Element boundary records:
^^^^
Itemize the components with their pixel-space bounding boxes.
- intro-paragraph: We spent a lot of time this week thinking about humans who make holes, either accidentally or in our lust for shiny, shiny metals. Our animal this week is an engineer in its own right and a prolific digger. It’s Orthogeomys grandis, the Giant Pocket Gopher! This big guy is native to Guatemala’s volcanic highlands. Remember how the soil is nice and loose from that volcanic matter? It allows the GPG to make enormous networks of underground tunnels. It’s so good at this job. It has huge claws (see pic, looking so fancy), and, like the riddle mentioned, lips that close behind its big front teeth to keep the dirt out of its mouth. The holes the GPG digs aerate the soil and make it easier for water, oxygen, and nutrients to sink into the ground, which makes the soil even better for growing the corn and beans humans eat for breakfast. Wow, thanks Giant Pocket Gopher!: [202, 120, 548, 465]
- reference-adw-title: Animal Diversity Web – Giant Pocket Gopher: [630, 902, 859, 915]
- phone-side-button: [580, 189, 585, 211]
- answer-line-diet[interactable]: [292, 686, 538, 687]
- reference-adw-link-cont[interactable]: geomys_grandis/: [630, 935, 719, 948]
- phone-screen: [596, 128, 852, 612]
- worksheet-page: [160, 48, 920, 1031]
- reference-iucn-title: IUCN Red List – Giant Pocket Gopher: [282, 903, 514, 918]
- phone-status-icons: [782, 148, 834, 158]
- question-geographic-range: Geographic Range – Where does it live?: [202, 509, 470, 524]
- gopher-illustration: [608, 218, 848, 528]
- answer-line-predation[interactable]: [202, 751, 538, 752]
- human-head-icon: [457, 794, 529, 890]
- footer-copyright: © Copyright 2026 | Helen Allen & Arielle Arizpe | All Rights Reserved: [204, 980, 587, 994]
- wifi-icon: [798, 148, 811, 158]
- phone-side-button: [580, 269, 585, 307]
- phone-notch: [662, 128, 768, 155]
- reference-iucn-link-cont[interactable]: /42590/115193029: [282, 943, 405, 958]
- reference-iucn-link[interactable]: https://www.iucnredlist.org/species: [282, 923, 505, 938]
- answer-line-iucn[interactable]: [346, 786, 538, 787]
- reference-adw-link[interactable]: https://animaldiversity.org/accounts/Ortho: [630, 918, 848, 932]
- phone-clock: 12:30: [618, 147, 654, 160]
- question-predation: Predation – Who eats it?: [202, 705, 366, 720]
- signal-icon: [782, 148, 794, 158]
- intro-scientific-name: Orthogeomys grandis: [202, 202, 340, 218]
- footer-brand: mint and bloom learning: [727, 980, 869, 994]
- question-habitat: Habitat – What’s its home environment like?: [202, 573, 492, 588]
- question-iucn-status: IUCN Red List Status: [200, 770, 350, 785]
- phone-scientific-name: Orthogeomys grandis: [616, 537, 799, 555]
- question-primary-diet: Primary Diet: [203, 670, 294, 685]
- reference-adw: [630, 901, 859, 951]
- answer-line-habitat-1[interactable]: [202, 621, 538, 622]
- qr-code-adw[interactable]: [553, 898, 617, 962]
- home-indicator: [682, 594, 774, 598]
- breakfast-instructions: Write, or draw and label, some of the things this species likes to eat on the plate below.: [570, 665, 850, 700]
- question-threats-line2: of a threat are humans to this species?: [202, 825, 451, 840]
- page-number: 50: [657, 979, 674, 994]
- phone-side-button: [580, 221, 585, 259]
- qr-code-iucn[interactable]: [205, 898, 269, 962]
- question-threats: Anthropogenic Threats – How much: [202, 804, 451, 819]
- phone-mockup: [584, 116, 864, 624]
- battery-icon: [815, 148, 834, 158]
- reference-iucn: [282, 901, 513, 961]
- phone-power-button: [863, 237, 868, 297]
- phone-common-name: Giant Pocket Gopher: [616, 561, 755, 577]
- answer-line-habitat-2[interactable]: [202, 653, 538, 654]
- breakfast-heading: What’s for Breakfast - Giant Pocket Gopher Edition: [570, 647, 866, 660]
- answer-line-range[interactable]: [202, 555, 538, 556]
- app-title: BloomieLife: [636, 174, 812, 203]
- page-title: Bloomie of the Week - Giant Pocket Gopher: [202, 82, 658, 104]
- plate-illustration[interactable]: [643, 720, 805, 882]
^^^^
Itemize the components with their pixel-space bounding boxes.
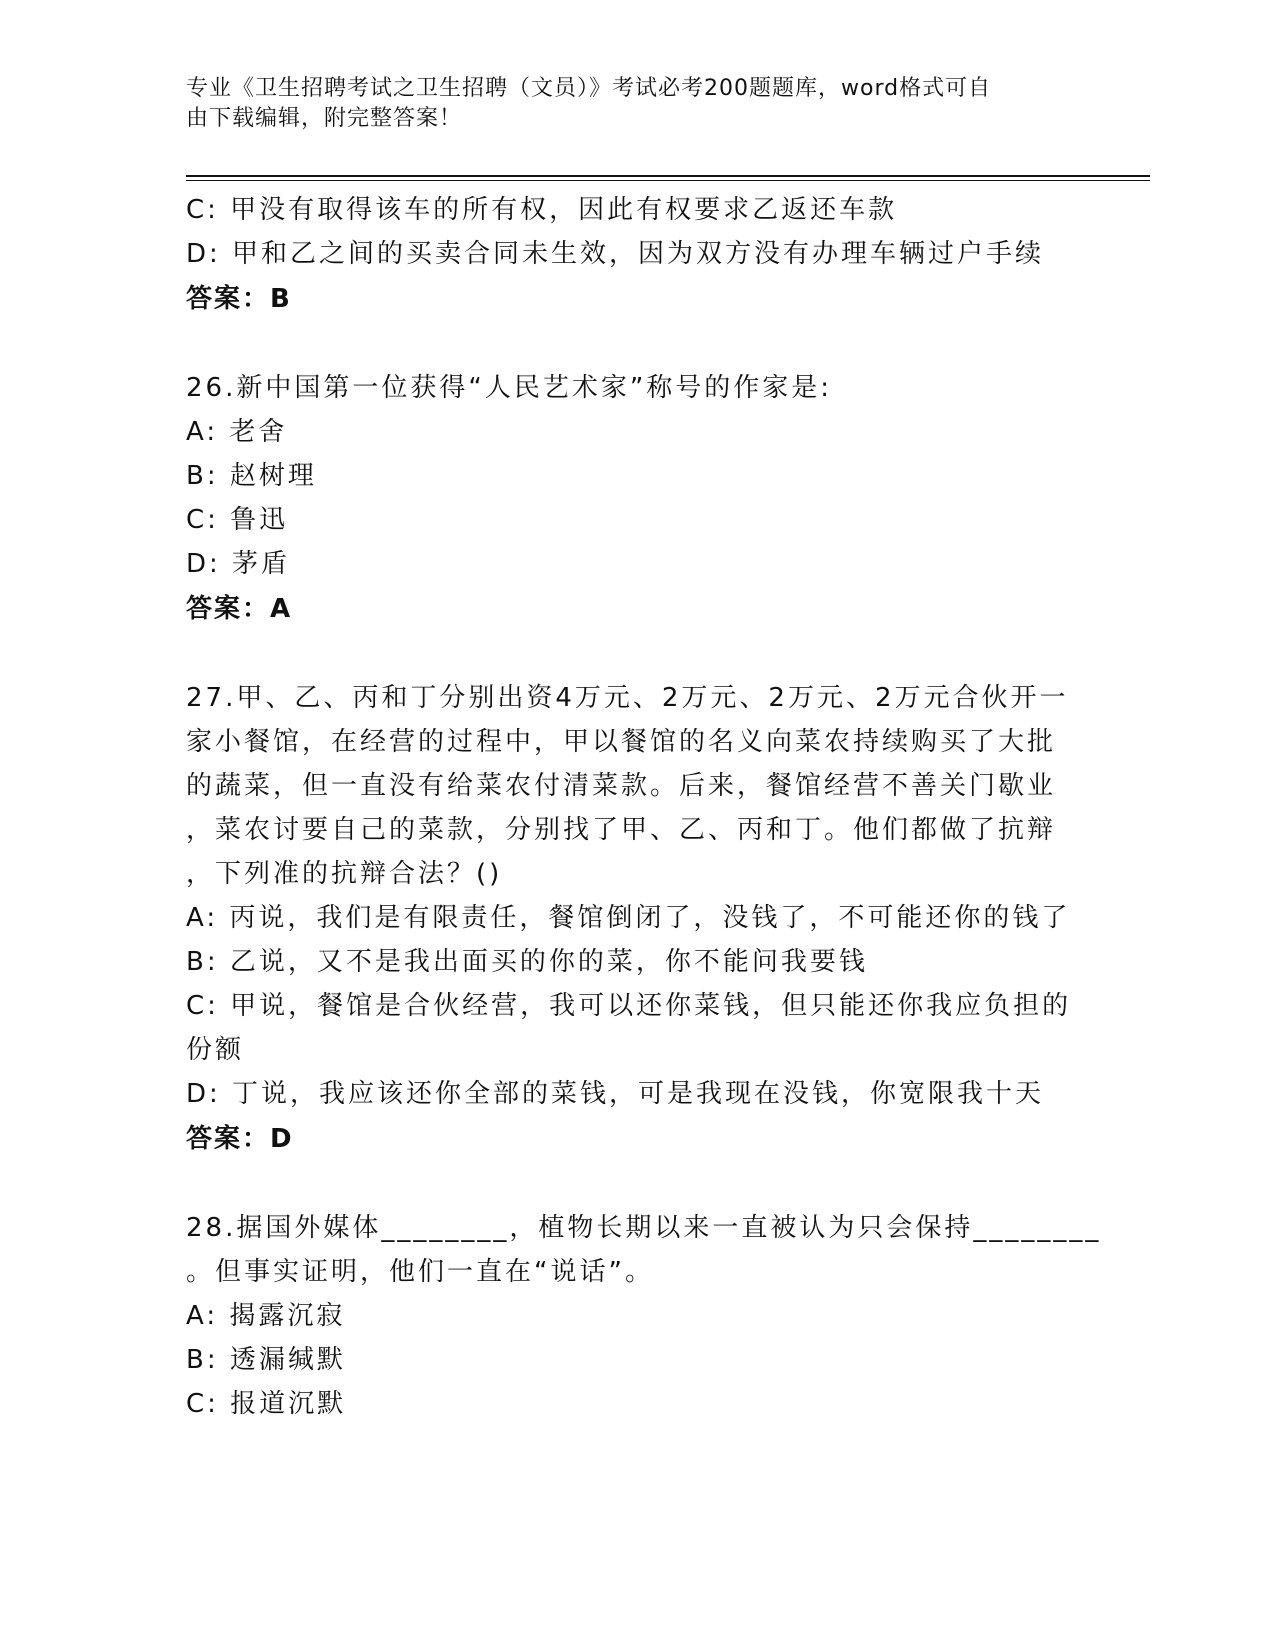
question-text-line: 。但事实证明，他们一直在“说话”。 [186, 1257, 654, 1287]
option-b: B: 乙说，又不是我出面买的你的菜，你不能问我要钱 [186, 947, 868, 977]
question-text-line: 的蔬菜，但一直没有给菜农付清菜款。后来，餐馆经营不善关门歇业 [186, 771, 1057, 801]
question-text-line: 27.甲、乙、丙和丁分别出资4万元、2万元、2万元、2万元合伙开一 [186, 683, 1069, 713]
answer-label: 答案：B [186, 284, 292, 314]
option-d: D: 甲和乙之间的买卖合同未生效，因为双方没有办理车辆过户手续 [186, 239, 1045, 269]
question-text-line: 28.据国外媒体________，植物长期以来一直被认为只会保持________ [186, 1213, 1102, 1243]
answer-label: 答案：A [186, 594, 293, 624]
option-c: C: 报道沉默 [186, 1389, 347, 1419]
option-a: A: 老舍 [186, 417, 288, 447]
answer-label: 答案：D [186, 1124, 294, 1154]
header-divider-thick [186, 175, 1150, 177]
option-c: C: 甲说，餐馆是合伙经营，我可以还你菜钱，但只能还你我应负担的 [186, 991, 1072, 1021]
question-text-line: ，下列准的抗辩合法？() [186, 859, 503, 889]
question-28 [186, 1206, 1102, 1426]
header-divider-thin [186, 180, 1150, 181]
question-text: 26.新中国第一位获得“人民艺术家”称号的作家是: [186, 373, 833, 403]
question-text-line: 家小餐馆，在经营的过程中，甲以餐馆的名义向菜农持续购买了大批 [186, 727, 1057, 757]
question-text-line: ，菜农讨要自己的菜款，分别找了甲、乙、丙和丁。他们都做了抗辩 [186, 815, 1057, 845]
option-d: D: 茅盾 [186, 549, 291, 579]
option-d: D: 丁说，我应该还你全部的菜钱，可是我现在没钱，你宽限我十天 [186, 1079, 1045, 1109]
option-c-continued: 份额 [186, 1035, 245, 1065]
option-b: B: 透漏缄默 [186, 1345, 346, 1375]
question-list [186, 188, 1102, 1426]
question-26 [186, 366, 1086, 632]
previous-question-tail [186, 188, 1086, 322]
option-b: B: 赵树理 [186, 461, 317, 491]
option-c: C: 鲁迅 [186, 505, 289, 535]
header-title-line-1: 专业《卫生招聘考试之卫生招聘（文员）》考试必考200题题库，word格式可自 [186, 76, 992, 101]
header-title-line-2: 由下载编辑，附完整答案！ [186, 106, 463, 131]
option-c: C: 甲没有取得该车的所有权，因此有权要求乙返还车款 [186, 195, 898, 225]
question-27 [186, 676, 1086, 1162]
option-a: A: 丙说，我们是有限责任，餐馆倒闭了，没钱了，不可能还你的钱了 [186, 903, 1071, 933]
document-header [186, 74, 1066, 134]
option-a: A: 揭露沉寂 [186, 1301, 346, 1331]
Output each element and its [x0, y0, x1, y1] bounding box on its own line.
^^^^
What this task involves:
Copy out the records word for word, starting at the line with "1257, 654, 1287]" and ending at the line with "option-d: D: 甲和乙之间的买卖合同未生效，因为双方没有办理车辆过户手续", both lines included.

Written reply:
question-text-line: 。但事实证明，他们一直在“说话”。 [186, 1257, 654, 1287]
option-b: B: 乙说，又不是我出面买的你的菜，你不能问我要钱 [186, 947, 868, 977]
question-text-line: 的蔬菜，但一直没有给菜农付清菜款。后来，餐馆经营不善关门歇业 [186, 771, 1057, 801]
question-text-line: 27.甲、乙、丙和丁分别出资4万元、2万元、2万元、2万元合伙开一 [186, 683, 1069, 713]
answer-label: 答案：B [186, 284, 292, 314]
option-d: D: 甲和乙之间的买卖合同未生效，因为双方没有办理车辆过户手续 [186, 239, 1045, 269]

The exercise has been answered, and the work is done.